Direction >> Pull each line containing "stub" out of the data and copy it.

----

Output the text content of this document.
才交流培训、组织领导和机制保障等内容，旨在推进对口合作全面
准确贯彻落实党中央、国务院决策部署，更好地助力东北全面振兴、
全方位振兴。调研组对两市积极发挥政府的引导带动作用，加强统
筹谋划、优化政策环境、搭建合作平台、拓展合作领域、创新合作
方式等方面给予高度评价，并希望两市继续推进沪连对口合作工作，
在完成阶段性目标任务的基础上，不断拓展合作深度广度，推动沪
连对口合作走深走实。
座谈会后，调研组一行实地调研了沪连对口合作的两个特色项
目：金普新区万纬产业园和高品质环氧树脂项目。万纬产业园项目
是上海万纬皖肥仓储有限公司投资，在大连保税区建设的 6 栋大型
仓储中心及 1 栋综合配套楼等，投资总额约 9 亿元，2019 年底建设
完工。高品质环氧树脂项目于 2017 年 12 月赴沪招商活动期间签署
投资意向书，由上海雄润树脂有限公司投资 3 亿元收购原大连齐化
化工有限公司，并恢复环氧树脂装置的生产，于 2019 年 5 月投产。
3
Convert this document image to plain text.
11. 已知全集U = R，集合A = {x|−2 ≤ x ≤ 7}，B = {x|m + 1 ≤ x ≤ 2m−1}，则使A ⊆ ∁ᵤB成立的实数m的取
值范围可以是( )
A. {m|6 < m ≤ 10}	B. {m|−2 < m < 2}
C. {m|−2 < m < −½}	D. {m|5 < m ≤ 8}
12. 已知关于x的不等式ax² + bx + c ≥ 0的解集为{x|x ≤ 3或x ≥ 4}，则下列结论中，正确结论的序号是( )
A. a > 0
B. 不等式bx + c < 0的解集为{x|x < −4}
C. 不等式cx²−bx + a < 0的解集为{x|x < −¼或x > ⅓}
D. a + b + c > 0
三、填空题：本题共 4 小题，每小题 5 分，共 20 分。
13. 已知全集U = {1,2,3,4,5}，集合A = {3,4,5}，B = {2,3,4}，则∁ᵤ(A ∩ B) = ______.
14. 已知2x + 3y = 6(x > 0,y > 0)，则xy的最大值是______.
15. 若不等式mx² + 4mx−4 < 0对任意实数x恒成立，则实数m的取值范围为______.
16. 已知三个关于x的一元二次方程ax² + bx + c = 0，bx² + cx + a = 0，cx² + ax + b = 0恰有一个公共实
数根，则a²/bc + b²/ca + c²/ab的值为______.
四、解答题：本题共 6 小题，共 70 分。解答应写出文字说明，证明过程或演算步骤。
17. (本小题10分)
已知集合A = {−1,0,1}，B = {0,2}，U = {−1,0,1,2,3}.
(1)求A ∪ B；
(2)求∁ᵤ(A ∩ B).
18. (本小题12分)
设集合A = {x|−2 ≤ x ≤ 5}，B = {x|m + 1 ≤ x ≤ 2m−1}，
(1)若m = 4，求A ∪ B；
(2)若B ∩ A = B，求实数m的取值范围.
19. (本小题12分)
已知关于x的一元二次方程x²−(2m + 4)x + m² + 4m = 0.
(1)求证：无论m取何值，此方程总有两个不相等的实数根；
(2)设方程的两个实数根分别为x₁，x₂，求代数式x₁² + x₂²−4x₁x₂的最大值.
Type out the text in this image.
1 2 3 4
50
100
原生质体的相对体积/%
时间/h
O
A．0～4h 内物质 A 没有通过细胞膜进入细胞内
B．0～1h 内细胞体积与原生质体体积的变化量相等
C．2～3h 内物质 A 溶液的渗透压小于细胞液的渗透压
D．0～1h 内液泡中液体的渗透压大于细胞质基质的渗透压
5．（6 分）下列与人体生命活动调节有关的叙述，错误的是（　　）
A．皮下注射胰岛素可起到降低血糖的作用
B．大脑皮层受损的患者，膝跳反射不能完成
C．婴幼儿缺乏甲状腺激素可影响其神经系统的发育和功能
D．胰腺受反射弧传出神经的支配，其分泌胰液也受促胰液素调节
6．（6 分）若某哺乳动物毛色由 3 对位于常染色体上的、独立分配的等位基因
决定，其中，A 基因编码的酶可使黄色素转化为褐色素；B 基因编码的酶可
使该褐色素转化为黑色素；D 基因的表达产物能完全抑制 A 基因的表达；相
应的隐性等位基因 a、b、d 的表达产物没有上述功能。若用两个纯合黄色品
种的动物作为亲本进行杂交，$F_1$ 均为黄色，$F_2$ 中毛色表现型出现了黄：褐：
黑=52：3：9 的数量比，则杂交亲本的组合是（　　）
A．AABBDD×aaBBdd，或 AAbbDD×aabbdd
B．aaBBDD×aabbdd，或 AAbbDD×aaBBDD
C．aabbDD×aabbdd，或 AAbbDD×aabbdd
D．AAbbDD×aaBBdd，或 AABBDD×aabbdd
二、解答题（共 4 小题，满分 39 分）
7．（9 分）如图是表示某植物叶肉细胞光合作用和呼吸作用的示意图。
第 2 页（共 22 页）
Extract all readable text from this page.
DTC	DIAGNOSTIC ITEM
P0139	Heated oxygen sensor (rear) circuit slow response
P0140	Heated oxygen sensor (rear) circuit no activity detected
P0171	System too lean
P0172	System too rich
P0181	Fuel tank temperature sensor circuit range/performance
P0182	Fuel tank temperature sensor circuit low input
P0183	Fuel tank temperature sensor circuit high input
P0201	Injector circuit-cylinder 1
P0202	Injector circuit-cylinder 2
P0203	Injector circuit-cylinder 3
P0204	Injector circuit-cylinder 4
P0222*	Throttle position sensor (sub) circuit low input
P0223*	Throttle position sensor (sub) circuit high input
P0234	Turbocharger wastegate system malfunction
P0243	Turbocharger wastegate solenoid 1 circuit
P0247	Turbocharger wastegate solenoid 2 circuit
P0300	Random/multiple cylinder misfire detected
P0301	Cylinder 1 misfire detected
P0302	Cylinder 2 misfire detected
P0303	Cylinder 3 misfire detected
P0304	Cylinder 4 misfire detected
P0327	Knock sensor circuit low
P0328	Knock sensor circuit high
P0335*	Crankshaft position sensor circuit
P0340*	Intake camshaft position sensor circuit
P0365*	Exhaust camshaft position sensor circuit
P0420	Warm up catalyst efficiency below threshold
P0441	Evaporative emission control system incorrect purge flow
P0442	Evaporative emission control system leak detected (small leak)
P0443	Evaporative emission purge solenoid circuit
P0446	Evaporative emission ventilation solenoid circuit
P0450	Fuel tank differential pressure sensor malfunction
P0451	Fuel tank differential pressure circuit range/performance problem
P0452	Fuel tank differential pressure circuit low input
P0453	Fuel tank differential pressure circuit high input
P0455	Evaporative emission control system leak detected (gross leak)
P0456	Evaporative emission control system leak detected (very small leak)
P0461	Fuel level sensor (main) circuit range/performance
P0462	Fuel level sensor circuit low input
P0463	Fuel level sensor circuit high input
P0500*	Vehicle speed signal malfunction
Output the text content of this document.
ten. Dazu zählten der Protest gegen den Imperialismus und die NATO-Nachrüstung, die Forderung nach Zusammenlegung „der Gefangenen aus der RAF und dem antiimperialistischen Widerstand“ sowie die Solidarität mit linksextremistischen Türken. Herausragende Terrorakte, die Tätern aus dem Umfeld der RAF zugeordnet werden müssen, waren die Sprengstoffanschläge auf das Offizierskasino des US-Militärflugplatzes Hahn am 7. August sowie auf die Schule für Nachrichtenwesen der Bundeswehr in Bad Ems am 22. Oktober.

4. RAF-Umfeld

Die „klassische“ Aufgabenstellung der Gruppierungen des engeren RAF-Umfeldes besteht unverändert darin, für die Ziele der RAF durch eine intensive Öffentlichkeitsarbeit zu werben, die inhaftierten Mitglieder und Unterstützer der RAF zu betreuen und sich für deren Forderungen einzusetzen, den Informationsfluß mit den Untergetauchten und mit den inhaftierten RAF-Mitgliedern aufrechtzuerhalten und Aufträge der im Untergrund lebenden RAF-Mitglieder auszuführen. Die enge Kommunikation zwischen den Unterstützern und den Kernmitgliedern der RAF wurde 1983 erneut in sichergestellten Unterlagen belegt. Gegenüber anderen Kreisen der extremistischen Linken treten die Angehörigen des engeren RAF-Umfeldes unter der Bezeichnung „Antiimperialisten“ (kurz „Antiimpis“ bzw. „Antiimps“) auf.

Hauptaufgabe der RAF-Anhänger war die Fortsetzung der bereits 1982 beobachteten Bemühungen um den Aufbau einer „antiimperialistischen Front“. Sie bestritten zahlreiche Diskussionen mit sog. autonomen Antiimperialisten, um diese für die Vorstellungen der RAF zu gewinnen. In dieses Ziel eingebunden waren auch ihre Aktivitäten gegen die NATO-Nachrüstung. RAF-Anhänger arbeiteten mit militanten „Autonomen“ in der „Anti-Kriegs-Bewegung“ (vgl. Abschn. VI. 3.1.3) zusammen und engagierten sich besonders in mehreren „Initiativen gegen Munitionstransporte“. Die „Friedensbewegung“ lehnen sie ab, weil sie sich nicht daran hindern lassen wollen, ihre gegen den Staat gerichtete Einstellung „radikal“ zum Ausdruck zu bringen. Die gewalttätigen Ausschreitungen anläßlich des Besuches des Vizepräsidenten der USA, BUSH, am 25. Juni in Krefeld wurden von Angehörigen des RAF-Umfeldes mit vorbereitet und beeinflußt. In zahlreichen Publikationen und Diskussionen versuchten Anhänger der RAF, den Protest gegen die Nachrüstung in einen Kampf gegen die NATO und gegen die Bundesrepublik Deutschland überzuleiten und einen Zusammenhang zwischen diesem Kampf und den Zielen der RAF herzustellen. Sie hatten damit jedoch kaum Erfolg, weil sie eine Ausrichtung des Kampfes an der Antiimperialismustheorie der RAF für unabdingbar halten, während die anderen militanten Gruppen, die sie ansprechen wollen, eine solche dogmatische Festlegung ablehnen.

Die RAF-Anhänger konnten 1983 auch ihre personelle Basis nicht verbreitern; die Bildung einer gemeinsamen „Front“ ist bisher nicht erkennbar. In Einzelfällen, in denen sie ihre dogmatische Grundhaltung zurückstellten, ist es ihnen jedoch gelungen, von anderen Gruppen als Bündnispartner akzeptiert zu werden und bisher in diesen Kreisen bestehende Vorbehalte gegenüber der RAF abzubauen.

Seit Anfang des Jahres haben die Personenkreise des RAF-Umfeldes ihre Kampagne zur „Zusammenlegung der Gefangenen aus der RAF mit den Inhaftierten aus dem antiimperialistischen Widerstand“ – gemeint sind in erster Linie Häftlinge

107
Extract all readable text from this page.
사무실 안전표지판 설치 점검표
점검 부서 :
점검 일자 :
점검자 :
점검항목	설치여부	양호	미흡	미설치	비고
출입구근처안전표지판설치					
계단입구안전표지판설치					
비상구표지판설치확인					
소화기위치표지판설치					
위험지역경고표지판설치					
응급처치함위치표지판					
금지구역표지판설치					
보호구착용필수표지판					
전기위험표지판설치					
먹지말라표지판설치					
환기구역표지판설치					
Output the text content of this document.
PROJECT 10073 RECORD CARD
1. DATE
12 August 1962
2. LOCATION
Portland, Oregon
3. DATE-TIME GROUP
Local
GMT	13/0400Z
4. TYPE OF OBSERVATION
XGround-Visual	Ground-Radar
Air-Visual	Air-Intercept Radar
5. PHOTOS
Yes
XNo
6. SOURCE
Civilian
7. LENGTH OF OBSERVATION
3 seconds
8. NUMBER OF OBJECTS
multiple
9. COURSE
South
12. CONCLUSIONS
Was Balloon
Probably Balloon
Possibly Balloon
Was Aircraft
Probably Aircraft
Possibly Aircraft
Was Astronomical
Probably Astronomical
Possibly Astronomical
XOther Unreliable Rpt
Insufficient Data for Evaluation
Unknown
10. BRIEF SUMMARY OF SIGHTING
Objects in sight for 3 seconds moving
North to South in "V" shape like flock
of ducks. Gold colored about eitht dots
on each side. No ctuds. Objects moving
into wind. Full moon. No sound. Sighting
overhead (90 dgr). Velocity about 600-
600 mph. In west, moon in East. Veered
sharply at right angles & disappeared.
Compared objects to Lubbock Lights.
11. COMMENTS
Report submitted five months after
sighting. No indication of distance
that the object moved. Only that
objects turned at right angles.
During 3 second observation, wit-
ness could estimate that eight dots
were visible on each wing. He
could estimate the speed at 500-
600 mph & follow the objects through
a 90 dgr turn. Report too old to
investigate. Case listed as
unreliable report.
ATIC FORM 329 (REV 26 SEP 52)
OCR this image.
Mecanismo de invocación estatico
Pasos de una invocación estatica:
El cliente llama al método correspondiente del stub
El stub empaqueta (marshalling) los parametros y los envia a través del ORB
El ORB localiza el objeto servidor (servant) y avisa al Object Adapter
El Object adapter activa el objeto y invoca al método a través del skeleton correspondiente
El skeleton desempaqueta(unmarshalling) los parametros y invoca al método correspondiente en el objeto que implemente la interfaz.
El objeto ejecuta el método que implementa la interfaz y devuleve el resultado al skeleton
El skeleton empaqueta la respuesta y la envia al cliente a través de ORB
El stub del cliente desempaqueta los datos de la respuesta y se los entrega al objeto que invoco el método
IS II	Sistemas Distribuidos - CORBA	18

----

The answer >>
El cliente llama al método correspondiente del stub
El stub empaqueta (marshalling) los parametros y los envia a través del ORB
El stub del cliente desempaqueta los datos de la respuesta y se los entrega al objeto que invoco el método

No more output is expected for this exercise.